### SET EXERCISE
Check every line of the entries that follow, and copy the ones containing "Surface".

### RECORDS SHOWN
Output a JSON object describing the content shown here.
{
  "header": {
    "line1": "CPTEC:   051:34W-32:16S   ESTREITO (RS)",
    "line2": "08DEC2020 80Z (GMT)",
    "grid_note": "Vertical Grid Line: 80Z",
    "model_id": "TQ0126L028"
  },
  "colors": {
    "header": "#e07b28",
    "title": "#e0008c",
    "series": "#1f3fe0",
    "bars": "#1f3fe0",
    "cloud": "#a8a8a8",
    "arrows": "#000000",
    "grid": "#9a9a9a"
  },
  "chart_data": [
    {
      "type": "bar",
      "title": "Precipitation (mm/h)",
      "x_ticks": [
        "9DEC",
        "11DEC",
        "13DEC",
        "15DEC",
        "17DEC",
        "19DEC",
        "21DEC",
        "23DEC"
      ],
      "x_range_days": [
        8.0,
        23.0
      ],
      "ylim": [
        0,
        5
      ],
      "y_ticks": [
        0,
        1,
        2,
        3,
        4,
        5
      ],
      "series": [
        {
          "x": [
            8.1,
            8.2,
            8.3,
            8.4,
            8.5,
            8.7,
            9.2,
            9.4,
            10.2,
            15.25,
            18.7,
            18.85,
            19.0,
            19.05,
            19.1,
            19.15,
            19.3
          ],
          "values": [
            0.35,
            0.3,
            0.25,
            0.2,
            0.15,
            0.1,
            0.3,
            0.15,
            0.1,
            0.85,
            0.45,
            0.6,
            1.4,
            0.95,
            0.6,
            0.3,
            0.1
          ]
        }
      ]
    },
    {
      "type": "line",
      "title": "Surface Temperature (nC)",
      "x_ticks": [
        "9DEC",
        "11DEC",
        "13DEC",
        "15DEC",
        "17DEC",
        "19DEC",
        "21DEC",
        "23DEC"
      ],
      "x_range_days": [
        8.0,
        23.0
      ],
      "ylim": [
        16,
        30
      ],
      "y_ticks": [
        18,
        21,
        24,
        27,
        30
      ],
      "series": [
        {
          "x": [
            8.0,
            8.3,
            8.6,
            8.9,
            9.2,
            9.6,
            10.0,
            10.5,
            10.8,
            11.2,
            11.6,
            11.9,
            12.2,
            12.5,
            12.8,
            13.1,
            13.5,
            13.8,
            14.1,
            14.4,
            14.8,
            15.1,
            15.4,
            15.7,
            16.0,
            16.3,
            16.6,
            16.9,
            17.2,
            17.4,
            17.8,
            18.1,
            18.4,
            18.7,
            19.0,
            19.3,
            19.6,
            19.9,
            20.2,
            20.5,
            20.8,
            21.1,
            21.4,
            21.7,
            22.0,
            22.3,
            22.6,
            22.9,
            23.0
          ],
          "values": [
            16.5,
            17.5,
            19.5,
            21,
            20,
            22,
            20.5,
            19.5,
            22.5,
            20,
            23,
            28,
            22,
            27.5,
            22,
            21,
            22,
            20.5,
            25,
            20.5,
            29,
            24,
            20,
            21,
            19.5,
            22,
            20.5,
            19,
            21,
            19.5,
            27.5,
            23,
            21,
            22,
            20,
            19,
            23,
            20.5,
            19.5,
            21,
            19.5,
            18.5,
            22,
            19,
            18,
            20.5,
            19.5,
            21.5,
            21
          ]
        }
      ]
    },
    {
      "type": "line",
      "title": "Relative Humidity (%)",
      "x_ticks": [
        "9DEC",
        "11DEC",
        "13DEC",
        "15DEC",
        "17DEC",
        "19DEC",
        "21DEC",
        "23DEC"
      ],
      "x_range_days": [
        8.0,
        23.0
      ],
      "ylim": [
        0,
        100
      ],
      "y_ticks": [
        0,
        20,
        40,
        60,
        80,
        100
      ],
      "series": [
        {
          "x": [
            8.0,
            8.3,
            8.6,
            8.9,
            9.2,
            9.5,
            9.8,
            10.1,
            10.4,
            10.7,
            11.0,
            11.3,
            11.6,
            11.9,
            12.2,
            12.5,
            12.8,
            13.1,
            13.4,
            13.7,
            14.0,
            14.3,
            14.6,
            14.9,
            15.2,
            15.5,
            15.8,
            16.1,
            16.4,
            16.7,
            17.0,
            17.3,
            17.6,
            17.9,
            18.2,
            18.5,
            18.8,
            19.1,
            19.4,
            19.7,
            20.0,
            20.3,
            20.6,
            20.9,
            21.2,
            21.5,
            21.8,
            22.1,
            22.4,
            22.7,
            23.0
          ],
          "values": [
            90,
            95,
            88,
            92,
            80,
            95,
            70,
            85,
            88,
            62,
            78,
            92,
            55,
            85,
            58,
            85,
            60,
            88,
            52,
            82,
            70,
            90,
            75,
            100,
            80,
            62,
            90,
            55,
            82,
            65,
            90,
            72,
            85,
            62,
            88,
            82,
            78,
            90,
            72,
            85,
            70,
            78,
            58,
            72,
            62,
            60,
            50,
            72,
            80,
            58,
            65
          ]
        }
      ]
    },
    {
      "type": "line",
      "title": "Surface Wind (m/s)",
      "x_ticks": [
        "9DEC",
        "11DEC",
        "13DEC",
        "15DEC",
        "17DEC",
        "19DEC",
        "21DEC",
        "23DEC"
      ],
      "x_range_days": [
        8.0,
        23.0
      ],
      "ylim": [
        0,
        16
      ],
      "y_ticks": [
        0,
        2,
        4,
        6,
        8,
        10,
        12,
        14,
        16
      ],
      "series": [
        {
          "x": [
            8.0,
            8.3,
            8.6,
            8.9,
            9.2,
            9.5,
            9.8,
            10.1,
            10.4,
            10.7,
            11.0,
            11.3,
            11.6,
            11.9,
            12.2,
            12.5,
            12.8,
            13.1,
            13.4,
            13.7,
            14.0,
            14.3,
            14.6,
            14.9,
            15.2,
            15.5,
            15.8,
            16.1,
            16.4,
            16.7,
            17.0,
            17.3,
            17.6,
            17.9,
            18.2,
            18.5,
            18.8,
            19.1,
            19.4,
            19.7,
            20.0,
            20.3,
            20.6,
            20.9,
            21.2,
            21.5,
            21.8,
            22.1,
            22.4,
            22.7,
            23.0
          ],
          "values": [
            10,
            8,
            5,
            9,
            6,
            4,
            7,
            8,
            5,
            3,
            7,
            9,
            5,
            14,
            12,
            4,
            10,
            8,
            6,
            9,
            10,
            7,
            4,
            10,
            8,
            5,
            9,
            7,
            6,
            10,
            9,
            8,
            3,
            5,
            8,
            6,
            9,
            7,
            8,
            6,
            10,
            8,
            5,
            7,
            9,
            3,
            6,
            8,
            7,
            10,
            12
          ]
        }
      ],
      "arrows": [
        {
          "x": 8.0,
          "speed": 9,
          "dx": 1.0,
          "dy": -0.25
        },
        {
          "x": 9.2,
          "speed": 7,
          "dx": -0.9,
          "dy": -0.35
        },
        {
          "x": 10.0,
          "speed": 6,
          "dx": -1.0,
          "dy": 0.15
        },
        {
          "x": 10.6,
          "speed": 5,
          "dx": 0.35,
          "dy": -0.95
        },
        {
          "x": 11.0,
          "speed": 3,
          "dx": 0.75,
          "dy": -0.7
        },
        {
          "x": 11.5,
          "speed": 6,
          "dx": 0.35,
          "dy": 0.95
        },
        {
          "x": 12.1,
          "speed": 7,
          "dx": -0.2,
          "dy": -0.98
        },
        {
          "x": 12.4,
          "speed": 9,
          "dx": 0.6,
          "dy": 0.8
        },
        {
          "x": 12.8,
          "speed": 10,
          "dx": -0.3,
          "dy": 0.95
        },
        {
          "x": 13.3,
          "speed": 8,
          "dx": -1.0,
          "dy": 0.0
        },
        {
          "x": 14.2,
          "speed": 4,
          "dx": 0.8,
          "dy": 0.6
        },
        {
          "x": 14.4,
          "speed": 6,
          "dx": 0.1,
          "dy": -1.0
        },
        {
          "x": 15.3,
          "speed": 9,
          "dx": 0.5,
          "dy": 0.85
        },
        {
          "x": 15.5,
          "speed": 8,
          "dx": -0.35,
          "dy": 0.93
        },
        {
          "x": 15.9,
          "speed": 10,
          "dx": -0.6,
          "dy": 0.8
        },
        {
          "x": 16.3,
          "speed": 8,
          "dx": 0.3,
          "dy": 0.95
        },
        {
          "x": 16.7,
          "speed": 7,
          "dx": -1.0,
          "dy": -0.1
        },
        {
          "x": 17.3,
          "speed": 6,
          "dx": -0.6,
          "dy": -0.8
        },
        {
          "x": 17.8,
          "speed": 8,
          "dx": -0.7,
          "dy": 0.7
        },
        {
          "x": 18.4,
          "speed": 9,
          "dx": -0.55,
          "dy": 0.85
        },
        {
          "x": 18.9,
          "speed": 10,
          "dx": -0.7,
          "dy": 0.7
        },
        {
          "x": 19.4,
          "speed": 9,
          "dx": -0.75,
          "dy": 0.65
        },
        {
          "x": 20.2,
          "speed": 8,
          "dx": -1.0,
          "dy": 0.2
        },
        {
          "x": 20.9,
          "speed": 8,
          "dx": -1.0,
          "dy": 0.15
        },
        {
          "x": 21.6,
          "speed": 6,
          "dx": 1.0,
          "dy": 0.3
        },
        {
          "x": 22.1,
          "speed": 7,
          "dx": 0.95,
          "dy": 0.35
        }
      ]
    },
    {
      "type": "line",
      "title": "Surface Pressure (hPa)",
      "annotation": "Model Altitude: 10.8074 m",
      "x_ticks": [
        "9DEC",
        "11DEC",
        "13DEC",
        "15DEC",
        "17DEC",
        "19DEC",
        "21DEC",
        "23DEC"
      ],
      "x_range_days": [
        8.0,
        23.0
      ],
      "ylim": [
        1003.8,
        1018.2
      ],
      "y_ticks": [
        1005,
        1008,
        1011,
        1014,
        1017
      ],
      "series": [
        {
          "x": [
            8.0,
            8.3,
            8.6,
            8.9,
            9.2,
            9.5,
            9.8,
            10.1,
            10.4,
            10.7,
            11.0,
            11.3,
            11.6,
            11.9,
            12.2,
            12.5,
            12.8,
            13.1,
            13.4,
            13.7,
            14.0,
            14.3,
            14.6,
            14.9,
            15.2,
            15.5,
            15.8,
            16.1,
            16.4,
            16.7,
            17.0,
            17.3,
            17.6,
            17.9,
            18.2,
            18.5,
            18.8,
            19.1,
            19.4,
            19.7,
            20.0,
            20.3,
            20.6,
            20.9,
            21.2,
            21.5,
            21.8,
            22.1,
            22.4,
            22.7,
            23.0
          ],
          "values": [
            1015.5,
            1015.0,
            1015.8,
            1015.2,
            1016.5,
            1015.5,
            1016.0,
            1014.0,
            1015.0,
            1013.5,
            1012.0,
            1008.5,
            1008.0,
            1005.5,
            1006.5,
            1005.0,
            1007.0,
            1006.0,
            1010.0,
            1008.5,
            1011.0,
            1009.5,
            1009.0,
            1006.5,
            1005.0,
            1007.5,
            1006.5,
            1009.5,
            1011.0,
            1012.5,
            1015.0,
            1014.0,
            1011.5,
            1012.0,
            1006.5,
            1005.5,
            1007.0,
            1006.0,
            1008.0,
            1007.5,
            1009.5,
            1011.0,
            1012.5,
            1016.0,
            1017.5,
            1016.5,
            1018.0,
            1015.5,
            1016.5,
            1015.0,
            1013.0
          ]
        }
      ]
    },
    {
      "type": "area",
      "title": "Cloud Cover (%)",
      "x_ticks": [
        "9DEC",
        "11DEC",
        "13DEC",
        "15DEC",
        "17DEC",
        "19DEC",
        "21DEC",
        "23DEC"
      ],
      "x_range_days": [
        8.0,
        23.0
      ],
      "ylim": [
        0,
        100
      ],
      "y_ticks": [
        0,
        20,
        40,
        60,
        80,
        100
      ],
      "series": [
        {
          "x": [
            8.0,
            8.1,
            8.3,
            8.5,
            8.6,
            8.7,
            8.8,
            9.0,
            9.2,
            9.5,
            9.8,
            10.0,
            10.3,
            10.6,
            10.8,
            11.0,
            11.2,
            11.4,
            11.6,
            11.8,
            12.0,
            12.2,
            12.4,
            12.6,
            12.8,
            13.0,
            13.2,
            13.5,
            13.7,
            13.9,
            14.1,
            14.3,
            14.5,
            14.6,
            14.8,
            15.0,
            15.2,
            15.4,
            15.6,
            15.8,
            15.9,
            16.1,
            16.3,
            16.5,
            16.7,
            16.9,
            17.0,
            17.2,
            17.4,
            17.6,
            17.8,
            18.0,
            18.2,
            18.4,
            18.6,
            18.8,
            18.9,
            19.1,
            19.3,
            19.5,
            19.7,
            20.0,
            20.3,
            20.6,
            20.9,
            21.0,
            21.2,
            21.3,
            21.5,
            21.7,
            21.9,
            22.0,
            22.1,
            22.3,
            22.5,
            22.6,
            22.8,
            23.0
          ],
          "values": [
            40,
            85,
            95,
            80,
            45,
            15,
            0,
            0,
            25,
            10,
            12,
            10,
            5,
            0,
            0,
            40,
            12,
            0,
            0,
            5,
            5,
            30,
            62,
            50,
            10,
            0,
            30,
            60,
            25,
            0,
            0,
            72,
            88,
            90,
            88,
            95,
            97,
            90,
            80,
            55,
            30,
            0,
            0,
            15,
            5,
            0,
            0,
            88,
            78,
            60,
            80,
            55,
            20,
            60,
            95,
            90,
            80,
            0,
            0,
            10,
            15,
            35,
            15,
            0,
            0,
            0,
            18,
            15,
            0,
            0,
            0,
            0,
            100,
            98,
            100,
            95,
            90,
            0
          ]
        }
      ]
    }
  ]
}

### CORRECT ANSWER
      "title": "Surface Temperature (nC)",
      "title": "Surface Wind (m/s)",
      "title": "Surface Pressure (hPa)",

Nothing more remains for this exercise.